Task requirements
Read the data and repeat all of it exactly.

Start of Provided data

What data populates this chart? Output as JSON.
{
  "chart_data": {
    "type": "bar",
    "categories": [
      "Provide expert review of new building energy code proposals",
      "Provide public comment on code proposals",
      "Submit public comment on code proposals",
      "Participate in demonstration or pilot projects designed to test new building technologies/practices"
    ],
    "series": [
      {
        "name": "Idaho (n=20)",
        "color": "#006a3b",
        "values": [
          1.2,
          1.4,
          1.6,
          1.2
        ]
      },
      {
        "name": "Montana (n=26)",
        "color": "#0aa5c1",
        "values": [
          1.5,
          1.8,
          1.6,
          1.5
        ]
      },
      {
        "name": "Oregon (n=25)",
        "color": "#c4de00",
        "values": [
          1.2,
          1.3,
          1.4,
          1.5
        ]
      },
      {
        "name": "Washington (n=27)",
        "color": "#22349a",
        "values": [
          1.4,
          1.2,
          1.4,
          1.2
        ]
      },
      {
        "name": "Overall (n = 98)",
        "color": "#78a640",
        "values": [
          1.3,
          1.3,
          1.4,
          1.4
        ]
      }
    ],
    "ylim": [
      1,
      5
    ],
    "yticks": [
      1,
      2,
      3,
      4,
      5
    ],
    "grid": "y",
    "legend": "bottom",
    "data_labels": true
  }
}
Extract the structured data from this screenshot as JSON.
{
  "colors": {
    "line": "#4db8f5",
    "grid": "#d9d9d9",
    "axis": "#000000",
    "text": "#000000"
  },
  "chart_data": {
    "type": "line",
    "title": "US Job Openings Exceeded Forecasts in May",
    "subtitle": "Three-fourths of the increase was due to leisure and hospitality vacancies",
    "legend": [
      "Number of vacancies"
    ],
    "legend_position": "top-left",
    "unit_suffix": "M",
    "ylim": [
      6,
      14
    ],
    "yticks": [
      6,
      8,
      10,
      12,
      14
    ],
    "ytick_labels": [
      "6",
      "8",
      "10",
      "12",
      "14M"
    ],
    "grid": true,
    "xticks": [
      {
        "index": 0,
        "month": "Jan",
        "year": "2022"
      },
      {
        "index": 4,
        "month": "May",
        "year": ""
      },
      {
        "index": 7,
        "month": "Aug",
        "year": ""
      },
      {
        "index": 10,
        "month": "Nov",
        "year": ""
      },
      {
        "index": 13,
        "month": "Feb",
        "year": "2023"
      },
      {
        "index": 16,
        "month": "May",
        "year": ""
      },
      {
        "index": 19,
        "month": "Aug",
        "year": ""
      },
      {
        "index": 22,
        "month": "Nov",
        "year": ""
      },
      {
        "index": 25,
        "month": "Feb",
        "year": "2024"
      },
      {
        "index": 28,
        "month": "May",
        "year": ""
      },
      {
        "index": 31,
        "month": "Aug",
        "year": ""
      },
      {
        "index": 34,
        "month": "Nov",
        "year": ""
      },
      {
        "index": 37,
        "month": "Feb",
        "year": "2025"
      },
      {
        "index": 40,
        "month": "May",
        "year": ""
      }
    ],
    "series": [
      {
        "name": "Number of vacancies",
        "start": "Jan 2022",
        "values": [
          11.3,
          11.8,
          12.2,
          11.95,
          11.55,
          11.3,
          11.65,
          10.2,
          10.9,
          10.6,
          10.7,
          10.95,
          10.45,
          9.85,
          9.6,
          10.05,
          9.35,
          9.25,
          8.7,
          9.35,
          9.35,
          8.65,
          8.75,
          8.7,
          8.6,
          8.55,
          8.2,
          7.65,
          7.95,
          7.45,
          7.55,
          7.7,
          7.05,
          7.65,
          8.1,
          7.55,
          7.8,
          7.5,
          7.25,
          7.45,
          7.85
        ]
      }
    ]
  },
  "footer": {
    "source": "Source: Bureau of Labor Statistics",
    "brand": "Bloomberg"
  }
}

End of Provided data

Written answer
What data populates this chart? Output as JSON.
{
  "chart_data": {
    "type": "bar",
    "categories": [
      "Provide expert review of new building energy code proposals",
      "Provide public comment on code proposals",
      "Submit public comment on code proposals",
      "Participate in demonstration or pilot projects designed to test new building technologies/practices"
    ],
    "series": [
      {
        "name": "Idaho (n=20)",
        "color": "#006a3b",
        "values": [
          1.2,
          1.4,
          1.6,
          1.2
        ]
      },
      {
        "name": "Montana (n=26)",
        "color": "#0aa5c1",
        "values": [
          1.5,
          1.8,
          1.6,
          1.5
        ]
      },
      {
        "name": "Oregon (n=25)",
        "color": "#c4de00",
        "values": [
          1.2,
          1.3,
          1.4,
          1.5
        ]
      },
      {
        "name": "Washington (n=27)",
        "color": "#22349a",
        "values": [
          1.4,
          1.2,
          1.4,
          1.2
        ]
      },
      {
        "name": "Overall (n = 98)",
        "color": "#78a640",
        "values": [
          1.3,
          1.3,
          1.4,
          1.4
        ]
      }
    ],
    "ylim": [
      1,
      5
    ],
    "yticks": [
      1,
      2,
      3,
      4,
      5
    ],
    "grid": "y",
    "legend": "bottom",
    "data_labels": true
  }
}
Extract the structured data from this screenshot as JSON.
{
  "colors": {
    "line": "#4db8f5",
    "grid": "#d9d9d9",
    "axis": "#000000",
    "text": "#000000"
  },
  "chart_data": {
    "type": "line",
    "title": "US Job Openings Exceeded Forecasts in May",
    "subtitle": "Three-fourths of the increase was due to leisure and hospitality vacancies",
    "legend": [
      "Number of vacancies"
    ],
    "legend_position": "top-left",
    "unit_suffix": "M",
    "ylim": [
      6,
      14
    ],
    "yticks": [
      6,
      8,
      10,
      12,
      14
    ],
    "ytick_labels": [
      "6",
      "8",
      "10",
      "12",
      "14M"
    ],
    "grid": true,
    "xticks": [
      {
        "index": 0,
        "month": "Jan",
        "year": "2022"
      },
      {
        "index": 4,
        "month": "May",
        "year": ""
      },
      {
        "index": 7,
        "month": "Aug",
        "year": ""
      },
      {
        "index": 10,
        "month": "Nov",
        "year": ""
      },
      {
        "index": 13,
        "month": "Feb",
        "year": "2023"
      },
      {
        "index": 16,
        "month": "May",
        "year": ""
      },
      {
        "index": 19,
        "month": "Aug",
        "year": ""
      },
      {
        "index": 22,
        "month": "Nov",
        "year": ""
      },
      {
        "index": 25,
        "month": "Feb",
        "year": "2024"
      },
      {
        "index": 28,
        "month": "May",
        "year": ""
      },
      {
        "index": 31,
        "month": "Aug",
        "year": ""
      },
      {
        "index": 34,
        "month": "Nov",
        "year": ""
      },
      {
        "index": 37,
        "month": "Feb",
        "year": "2025"
      },
      {
        "index": 40,
        "month": "May",
        "year": ""
      }
    ],
    "series": [
      {
        "name": "Number of vacancies",
        "start": "Jan 2022",
        "values": [
          11.3,
          11.8,
          12.2,
          11.95,
          11.55,
          11.3,
          11.65,
          10.2,
          10.9,
          10.6,
          10.7,
          10.95,
          10.45,
          9.85,
          9.6,
          10.05,
          9.35,
          9.25,
          8.7,
          9.35,
          9.35,
          8.65,
          8.75,
          8.7,
          8.6,
          8.55,
          8.2,
          7.65,
          7.95,
          7.45,
          7.55,
          7.7,
          7.05,
          7.65,
          8.1,
          7.55,
          7.8,
          7.5,
          7.25,
          7.45,
          7.85
        ]
      }
    ]
  },
  "footer": {
    "source": "Source: Bureau of Labor Statistics",
    "brand": "Bloomberg"
  }
}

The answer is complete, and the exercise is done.